Prompt: Reproduce the cell-cell signaling text in full, word for word.

What are the four types of cell-cell signaling?

A
  1. Contact-mediated
  2. Paracrine
  3. Endocrine
  4. Neuronal
45
Q

How does contact-mediated cell-cell signaling work?

A

There is a signaling cell and a target cell. The signaling cell attaches a ligand to the receptor of the target cell.

46
Q

How does paracrine cell-cell signaling work?

A

Paracrine signaling involves the secretion of some kind of diffusible signal.

47
Q

What is autocrine signaling?

A

Autocrine signaling is a special type of paracrine signaling in which the cell makes both the signal and the receptor. It “talks to itself.”

48
Q

How does endocrine cell-cell signaling work?

A

Endocrine signaling uses hormones as its signal. The only difference between paracrine signaling and endocrine signaling is the distance. The endocrine signal is typically secreted into the blood stream where it is transported to the target cell.

49
Q

How does neuronal cell-cell signaling work?

A

Neuronal signaling is really just a specialized type of paracrine signaling. The process is the one used by neurons with their cell body, axon, synapse, and receiving cell.

50
Q

List the common features of cell-cell signaling pathways.

A
  1. Signaling molecule or “key”
  2. Receptor or “lock”

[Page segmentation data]
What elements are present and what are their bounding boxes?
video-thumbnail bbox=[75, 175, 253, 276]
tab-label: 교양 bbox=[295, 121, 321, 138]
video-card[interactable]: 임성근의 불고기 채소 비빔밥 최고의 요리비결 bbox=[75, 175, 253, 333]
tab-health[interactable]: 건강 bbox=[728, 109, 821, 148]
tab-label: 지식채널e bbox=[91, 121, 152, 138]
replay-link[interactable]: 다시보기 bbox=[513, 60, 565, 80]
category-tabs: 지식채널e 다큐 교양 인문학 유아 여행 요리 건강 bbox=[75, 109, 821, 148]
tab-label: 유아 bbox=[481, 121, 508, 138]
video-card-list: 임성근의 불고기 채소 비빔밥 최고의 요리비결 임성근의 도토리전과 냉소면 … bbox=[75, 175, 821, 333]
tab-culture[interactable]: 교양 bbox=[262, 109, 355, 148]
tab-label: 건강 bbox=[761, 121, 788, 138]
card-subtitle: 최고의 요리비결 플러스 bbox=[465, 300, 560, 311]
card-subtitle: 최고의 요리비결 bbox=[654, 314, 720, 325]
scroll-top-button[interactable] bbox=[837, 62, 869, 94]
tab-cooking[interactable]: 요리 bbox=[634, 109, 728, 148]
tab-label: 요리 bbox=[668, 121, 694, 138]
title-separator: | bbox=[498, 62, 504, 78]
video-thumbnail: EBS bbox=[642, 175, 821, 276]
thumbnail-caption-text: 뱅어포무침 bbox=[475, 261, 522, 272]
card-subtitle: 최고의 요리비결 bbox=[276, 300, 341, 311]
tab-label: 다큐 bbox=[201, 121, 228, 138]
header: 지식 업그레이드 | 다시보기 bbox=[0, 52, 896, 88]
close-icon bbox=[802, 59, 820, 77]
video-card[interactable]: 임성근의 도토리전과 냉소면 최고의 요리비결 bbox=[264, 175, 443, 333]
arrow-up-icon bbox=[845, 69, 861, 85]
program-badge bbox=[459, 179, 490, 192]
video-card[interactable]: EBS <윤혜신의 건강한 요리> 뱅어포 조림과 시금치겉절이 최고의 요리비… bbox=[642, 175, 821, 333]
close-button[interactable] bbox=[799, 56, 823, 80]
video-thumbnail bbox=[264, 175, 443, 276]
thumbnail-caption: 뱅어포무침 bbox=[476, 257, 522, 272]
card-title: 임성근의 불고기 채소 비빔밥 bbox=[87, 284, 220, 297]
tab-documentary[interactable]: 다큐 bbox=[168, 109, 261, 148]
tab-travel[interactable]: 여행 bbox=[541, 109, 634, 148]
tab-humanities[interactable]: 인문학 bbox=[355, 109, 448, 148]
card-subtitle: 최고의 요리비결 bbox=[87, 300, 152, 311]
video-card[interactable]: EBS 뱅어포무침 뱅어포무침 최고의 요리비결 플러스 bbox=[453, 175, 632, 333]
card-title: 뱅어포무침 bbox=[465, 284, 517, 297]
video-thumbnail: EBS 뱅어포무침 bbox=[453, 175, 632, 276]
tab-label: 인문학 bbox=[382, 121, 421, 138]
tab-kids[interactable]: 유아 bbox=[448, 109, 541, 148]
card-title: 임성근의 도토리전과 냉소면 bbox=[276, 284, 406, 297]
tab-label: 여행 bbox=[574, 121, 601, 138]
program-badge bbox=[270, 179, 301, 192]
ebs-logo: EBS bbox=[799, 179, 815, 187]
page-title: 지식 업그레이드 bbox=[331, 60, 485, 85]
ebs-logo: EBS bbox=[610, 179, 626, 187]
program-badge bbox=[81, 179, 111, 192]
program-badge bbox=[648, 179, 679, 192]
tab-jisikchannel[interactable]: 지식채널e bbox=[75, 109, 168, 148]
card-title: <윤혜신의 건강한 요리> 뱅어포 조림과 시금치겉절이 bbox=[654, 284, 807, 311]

Completed exercise:
What are the four types of cell-cell signaling?

A
  1. Contact-mediated
  2. Paracrine
  3. Endocrine
  4. Neuronal
45
Q

How does contact-mediated cell-cell signaling work?

A

There is a signaling cell and a target cell. The signaling cell attaches a ligand to the receptor of the target cell.

46
Q

How does paracrine cell-cell signaling work?

A

Paracrine signaling involves the secretion of some kind of diffusible signal.

47
Q

What is autocrine signaling?

A

Autocrine signaling is a special type of paracrine signaling in which the cell makes both the signal and the receptor. It “talks to itself.”

48
Q

How does endocrine cell-cell signaling work?

A

Endocrine signaling uses hormones as its signal. The only difference between paracrine signaling and endocrine signaling is the distance. The endocrine signal is typically secreted into the blood stream where it is transported to the target cell.

49
Q

How does neuronal cell-cell signaling work?

A

Neuronal signaling is really just a specialized type of paracrine signaling. The process is the one used by neurons with their cell body, axon, synapse, and receiving cell.

50
Q

List the common features of cell-cell signaling pathways.

A
  1. Signaling molecule or “key”
  2. Receptor or “lock”